#### [The request]
Return each line containing the string "name".

********

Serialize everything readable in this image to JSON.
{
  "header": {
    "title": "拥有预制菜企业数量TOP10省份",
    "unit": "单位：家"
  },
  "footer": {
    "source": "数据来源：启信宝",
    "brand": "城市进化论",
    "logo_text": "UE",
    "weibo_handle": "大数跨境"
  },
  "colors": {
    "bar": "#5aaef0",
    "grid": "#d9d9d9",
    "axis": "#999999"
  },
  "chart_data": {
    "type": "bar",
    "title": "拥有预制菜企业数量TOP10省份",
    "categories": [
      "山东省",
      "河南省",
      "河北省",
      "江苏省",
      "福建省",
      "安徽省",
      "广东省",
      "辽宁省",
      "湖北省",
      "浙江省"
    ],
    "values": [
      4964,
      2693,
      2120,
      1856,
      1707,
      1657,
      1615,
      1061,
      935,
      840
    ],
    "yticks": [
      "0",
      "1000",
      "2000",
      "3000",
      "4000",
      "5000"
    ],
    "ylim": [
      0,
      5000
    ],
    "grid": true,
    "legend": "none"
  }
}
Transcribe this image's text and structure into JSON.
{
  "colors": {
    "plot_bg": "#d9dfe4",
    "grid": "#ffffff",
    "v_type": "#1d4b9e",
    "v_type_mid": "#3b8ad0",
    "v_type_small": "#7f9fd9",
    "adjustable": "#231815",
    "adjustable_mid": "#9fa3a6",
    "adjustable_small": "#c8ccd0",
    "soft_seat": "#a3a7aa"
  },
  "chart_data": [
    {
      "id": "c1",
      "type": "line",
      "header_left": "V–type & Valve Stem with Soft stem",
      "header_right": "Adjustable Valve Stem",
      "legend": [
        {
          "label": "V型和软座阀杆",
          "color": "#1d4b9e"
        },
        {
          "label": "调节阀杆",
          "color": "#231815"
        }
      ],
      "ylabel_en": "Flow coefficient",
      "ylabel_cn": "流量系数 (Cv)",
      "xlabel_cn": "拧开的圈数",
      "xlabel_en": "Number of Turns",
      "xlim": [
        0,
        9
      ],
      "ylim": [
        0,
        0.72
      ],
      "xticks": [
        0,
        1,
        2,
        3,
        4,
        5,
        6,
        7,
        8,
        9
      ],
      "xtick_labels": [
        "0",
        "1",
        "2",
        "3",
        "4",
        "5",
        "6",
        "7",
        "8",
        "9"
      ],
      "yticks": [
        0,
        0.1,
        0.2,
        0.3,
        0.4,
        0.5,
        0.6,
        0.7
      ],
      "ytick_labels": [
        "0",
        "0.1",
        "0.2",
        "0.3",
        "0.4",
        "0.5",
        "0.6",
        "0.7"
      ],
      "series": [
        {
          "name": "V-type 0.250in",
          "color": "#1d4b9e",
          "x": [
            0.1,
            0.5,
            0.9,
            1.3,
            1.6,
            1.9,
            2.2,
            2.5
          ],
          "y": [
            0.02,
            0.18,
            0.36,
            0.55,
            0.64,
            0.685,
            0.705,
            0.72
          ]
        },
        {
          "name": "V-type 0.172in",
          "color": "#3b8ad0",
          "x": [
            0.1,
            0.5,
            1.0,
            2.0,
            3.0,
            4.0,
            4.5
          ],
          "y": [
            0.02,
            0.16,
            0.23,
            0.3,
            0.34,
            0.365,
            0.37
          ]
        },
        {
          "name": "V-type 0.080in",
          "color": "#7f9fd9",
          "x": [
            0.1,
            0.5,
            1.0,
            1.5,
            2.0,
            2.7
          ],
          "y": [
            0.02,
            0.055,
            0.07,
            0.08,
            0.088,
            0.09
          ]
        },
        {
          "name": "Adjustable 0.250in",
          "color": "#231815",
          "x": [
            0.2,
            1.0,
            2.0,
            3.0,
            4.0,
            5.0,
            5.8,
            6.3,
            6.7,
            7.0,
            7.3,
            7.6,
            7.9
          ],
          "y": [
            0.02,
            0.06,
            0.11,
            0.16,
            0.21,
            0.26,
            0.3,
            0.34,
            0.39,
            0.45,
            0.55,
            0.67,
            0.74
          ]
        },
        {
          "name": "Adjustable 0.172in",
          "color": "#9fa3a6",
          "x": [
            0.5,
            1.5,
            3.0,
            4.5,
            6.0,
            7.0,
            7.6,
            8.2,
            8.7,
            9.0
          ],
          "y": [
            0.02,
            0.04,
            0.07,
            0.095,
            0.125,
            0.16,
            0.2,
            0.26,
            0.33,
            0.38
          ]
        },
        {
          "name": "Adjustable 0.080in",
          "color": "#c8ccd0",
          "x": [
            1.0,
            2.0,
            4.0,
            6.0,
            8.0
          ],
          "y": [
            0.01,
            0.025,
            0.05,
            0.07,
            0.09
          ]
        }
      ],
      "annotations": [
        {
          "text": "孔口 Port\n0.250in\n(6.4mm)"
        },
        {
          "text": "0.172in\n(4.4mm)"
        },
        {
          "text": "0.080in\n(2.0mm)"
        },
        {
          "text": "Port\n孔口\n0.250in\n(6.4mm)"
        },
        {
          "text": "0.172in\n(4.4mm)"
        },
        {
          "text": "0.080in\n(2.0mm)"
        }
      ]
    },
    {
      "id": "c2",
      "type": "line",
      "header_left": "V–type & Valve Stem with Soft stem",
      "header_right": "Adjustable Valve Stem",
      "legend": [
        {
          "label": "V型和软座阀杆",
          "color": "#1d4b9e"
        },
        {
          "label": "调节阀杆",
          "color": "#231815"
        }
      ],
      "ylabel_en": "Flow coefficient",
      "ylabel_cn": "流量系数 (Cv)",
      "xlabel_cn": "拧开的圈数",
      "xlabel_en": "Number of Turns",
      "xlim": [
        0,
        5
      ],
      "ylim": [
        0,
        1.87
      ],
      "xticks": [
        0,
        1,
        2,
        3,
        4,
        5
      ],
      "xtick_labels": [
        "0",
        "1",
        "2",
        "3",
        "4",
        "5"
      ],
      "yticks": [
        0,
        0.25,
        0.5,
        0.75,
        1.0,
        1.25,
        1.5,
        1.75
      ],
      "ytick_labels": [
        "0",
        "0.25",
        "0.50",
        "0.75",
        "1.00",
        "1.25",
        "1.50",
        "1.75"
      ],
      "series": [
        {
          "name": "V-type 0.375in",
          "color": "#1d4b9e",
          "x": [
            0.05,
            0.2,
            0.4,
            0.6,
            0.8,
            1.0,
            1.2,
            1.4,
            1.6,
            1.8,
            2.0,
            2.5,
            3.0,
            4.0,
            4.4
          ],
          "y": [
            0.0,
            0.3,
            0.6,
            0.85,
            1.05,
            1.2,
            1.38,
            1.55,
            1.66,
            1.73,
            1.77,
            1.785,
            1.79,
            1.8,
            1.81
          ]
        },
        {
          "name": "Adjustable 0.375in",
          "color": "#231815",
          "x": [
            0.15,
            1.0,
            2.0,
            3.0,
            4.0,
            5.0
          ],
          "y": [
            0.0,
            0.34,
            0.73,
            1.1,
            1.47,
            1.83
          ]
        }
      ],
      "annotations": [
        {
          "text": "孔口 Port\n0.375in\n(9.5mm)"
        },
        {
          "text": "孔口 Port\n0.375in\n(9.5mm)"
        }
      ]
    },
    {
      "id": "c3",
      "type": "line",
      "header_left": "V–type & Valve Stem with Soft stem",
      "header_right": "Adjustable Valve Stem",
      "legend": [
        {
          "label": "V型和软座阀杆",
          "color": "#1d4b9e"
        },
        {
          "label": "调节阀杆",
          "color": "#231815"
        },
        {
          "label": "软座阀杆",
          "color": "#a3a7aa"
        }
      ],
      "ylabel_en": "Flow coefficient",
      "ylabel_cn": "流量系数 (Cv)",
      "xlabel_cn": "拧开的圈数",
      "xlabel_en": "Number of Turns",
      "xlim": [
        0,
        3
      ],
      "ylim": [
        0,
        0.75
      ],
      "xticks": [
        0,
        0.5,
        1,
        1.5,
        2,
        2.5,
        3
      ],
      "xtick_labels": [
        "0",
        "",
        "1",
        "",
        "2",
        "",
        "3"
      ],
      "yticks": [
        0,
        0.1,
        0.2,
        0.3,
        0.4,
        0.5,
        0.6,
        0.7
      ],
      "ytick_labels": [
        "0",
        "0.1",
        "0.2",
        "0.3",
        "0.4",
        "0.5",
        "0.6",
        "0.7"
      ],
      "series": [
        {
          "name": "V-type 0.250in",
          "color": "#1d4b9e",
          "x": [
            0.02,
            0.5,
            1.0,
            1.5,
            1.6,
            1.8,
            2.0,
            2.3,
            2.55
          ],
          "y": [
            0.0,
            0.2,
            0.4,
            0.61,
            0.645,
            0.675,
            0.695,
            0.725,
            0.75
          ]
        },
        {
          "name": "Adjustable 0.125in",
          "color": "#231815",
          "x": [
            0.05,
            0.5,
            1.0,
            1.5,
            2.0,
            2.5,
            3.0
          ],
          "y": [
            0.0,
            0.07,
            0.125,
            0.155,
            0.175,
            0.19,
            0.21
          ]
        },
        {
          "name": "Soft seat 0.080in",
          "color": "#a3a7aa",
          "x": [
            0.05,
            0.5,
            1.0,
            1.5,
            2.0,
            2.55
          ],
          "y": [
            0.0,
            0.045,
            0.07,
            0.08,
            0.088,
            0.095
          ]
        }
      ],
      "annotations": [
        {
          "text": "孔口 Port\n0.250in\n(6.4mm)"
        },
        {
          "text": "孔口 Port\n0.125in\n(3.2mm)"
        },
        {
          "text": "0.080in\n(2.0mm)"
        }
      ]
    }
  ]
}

********

#### [Task result]
          "name": "V-type 0.250in",
          "name": "V-type 0.172in",
          "name": "V-type 0.080in",
          "name": "Adjustable 0.250in",
          "name": "Adjustable 0.172in",
          "name": "Adjustable 0.080in",
          "name": "V-type 0.375in",
          "name": "Adjustable 0.375in",
          "name": "V-type 0.250in",
          "name": "Adjustable 0.125in",
          "name": "Soft seat 0.080in",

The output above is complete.